◆ What this task involves: Repeat every record below exactly as it appears.

Entries taken from a collection:

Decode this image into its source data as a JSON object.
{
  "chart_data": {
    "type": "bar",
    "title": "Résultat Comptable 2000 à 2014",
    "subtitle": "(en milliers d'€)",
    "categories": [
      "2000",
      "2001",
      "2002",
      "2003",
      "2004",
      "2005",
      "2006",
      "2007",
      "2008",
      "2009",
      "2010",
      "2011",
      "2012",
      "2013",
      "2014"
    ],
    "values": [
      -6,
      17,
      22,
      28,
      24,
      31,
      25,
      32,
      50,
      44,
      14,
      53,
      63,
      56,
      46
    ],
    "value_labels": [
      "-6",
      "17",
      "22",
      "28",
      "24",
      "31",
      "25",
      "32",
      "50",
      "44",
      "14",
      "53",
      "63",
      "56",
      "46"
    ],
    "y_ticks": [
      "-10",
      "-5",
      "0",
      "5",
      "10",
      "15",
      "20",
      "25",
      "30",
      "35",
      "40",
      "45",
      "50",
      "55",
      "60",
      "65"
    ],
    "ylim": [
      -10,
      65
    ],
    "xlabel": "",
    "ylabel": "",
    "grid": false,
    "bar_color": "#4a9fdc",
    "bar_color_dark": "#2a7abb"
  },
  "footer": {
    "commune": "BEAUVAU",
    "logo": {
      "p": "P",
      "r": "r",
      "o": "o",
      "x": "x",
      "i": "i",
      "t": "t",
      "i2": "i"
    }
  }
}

◆ Task result:
Decode this image into its source data as a JSON object.
{
  "chart_data": {
    "type": "bar",
    "title": "Résultat Comptable 2000 à 2014",
    "subtitle": "(en milliers d'€)",
    "categories": [
      "2000",
      "2001",
      "2002",
      "2003",
      "2004",
      "2005",
      "2006",
      "2007",
      "2008",
      "2009",
      "2010",
      "2011",
      "2012",
      "2013",
      "2014"
    ],
    "values": [
      -6,
      17,
      22,
      28,
      24,
      31,
      25,
      32,
      50,
      44,
      14,
      53,
      63,
      56,
      46
    ],
    "value_labels": [
      "-6",
      "17",
      "22",
      "28",
      "24",
      "31",
      "25",
      "32",
      "50",
      "44",
      "14",
      "53",
      "63",
      "56",
      "46"
    ],
    "y_ticks": [
      "-10",
      "-5",
      "0",
      "5",
      "10",
      "15",
      "20",
      "25",
      "30",
      "35",
      "40",
      "45",
      "50",
      "55",
      "60",
      "65"
    ],
    "ylim": [
      -10,
      65
    ],
    "xlabel": "",
    "ylabel": "",
    "grid": false,
    "bar_color": "#4a9fdc",
    "bar_color_dark": "#2a7abb"
  },
  "footer": {
    "commune": "BEAUVAU",
    "logo": {
      "p": "P",
      "r": "r",
      "o": "o",
      "x": "x",
      "i": "i",
      "t": "t",
      "i2": "i"
    }
  }
}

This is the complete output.